> **Entries supplied**

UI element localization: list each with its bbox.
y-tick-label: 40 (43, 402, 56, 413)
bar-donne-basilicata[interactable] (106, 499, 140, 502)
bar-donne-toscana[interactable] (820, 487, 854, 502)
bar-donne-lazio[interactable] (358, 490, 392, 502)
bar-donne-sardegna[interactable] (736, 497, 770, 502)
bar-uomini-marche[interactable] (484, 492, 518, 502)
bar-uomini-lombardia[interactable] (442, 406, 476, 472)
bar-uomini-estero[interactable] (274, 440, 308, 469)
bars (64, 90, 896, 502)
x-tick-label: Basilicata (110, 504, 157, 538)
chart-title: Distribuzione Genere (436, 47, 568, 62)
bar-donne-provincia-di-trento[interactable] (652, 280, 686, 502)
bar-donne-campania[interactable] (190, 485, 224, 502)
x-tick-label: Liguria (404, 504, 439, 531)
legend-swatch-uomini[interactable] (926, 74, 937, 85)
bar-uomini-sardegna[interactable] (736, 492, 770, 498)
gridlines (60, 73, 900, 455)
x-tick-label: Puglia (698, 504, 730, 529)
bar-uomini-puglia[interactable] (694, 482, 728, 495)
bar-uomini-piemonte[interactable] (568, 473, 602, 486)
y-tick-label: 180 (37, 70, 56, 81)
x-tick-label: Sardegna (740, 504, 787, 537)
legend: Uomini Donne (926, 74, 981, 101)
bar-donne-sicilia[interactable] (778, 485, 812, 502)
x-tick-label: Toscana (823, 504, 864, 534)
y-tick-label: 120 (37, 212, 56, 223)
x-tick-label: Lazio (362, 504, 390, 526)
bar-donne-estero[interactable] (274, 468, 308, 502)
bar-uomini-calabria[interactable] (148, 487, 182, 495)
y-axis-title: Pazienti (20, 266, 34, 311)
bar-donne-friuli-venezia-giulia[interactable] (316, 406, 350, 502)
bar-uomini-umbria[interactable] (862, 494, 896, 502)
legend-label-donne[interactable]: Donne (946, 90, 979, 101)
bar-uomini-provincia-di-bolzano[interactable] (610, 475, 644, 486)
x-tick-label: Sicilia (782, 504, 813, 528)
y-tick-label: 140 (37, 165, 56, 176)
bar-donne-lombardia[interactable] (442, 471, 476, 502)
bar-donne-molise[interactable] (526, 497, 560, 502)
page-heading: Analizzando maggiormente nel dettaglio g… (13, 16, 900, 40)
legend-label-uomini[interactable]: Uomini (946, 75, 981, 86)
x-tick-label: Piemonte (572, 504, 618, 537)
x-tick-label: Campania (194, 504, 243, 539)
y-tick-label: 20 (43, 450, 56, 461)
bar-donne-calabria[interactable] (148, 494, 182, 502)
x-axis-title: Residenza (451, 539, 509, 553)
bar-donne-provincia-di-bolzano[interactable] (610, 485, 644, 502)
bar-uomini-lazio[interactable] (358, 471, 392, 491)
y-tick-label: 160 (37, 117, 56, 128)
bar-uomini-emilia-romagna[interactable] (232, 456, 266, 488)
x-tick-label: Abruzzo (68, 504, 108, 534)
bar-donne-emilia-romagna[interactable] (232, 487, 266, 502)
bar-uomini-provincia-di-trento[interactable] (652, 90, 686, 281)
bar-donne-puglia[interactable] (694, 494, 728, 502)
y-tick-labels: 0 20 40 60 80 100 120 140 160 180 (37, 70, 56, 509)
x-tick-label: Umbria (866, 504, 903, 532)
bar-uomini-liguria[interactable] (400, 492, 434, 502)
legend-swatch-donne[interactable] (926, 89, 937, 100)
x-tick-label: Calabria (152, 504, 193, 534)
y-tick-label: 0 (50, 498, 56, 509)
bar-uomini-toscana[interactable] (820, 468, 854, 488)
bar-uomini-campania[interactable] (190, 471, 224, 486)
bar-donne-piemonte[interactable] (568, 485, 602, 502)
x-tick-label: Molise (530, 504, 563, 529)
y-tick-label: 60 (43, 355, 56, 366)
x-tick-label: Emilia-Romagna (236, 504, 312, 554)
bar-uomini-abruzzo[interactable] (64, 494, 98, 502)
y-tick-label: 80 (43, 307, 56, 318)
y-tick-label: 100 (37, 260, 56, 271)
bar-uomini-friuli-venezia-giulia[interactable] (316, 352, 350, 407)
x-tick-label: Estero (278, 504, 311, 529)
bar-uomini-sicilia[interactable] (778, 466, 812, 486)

> **Directions**
Copy the data above line for line, with no changes.

> **Finished task**
UI element localization: list each with its bbox.
y-tick-label: 40 (43, 402, 56, 413)
bar-donne-basilicata[interactable] (106, 499, 140, 502)
bar-donne-toscana[interactable] (820, 487, 854, 502)
bar-donne-lazio[interactable] (358, 490, 392, 502)
bar-donne-sardegna[interactable] (736, 497, 770, 502)
bar-uomini-marche[interactable] (484, 492, 518, 502)
bar-uomini-lombardia[interactable] (442, 406, 476, 472)
bar-uomini-estero[interactable] (274, 440, 308, 469)
bars (64, 90, 896, 502)
x-tick-label: Basilicata (110, 504, 157, 538)
chart-title: Distribuzione Genere (436, 47, 568, 62)
bar-donne-provincia-di-trento[interactable] (652, 280, 686, 502)
bar-donne-campania[interactable] (190, 485, 224, 502)
x-tick-label: Liguria (404, 504, 439, 531)
legend-swatch-uomini[interactable] (926, 74, 937, 85)
bar-uomini-sardegna[interactable] (736, 492, 770, 498)
gridlines (60, 73, 900, 455)
x-tick-label: Puglia (698, 504, 730, 529)
bar-uomini-puglia[interactable] (694, 482, 728, 495)
bar-uomini-piemonte[interactable] (568, 473, 602, 486)
y-tick-label: 180 (37, 70, 56, 81)
x-tick-label: Sardegna (740, 504, 787, 537)
legend: Uomini Donne (926, 74, 981, 101)
bar-donne-sicilia[interactable] (778, 485, 812, 502)
x-tick-label: Toscana (823, 504, 864, 534)
y-tick-label: 120 (37, 212, 56, 223)
x-tick-label: Lazio (362, 504, 390, 526)
bar-donne-estero[interactable] (274, 468, 308, 502)
bar-uomini-calabria[interactable] (148, 487, 182, 495)
y-axis-title: Pazienti (20, 266, 34, 311)
bar-donne-friuli-venezia-giulia[interactable] (316, 406, 350, 502)
bar-uomini-umbria[interactable] (862, 494, 896, 502)
legend-label-donne[interactable]: Donne (946, 90, 979, 101)
bar-uomini-provincia-di-bolzano[interactable] (610, 475, 644, 486)
x-tick-label: Sicilia (782, 504, 813, 528)
y-tick-label: 140 (37, 165, 56, 176)
bar-donne-lombardia[interactable] (442, 471, 476, 502)
bar-donne-molise[interactable] (526, 497, 560, 502)
page-heading: Analizzando maggiormente nel dettaglio g… (13, 16, 900, 40)
legend-label-uomini[interactable]: Uomini (946, 75, 981, 86)
x-tick-label: Piemonte (572, 504, 618, 537)
x-tick-label: Campania (194, 504, 243, 539)
y-tick-label: 20 (43, 450, 56, 461)
bar-donne-calabria[interactable] (148, 494, 182, 502)
x-axis-title: Residenza (451, 539, 509, 553)
bar-donne-provincia-di-bolzano[interactable] (610, 485, 644, 502)
bar-uomini-lazio[interactable] (358, 471, 392, 491)
y-tick-label: 160 (37, 117, 56, 128)
bar-uomini-emilia-romagna[interactable] (232, 456, 266, 488)
x-tick-label: Abruzzo (68, 504, 108, 534)
bar-donne-emilia-romagna[interactable] (232, 487, 266, 502)
bar-uomini-provincia-di-trento[interactable] (652, 90, 686, 281)
bar-donne-puglia[interactable] (694, 494, 728, 502)
y-tick-labels: 0 20 40 60 80 100 120 140 160 180 (37, 70, 56, 509)
x-tick-label: Umbria (866, 504, 903, 532)
bar-uomini-liguria[interactable] (400, 492, 434, 502)
legend-swatch-donne[interactable] (926, 89, 937, 100)
x-tick-label: Calabria (152, 504, 193, 534)
y-tick-label: 0 (50, 498, 56, 509)
bar-uomini-toscana[interactable] (820, 468, 854, 488)
bar-uomini-campania[interactable] (190, 471, 224, 486)
bar-donne-piemonte[interactable] (568, 485, 602, 502)
x-tick-label: Molise (530, 504, 563, 529)
y-tick-label: 60 (43, 355, 56, 366)
x-tick-label: Emilia-Romagna (236, 504, 312, 554)
bar-uomini-abruzzo[interactable] (64, 494, 98, 502)
y-tick-label: 80 (43, 307, 56, 318)
y-tick-label: 100 (37, 260, 56, 271)
bar-uomini-friuli-venezia-giulia[interactable] (316, 352, 350, 407)
x-tick-label: Estero (278, 504, 311, 529)
bar-uomini-sicilia[interactable] (778, 466, 812, 486)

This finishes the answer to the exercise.